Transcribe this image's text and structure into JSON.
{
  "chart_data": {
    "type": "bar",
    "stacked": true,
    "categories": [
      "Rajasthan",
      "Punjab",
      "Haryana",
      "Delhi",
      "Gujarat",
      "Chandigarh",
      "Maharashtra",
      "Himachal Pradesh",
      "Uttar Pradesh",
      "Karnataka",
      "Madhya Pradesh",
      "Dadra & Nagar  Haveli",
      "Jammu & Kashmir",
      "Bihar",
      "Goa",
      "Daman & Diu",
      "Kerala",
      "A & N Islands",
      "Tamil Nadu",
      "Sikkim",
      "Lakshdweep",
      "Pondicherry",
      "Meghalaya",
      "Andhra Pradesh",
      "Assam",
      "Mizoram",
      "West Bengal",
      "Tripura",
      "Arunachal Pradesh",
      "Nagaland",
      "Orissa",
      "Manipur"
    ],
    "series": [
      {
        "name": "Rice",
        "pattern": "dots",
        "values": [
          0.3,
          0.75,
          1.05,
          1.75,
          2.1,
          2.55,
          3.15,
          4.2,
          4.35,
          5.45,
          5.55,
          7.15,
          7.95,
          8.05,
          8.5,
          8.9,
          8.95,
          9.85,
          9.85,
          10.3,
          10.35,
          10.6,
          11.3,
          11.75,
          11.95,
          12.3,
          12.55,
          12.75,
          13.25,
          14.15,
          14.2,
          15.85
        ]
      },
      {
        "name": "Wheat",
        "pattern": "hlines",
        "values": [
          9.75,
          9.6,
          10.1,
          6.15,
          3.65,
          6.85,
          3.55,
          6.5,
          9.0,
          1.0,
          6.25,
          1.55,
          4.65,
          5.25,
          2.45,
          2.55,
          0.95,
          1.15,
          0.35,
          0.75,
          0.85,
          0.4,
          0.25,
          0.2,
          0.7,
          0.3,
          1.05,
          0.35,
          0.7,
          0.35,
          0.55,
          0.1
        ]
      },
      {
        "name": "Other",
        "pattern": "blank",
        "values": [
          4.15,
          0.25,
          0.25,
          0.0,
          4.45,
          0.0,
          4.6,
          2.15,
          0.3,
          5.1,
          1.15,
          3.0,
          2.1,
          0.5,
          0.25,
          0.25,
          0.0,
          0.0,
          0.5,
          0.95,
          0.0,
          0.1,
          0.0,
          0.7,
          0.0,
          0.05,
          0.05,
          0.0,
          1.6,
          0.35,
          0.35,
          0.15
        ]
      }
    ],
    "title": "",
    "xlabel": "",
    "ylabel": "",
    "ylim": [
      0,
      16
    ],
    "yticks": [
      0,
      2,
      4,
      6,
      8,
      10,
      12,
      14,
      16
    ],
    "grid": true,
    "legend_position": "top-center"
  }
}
* * *
▶ Task requirements: Pick out every line holding the string "pattern" and return it.

▶ Solution:
        "pattern": "dots",
        "pattern": "hlines",
        "pattern": "blank",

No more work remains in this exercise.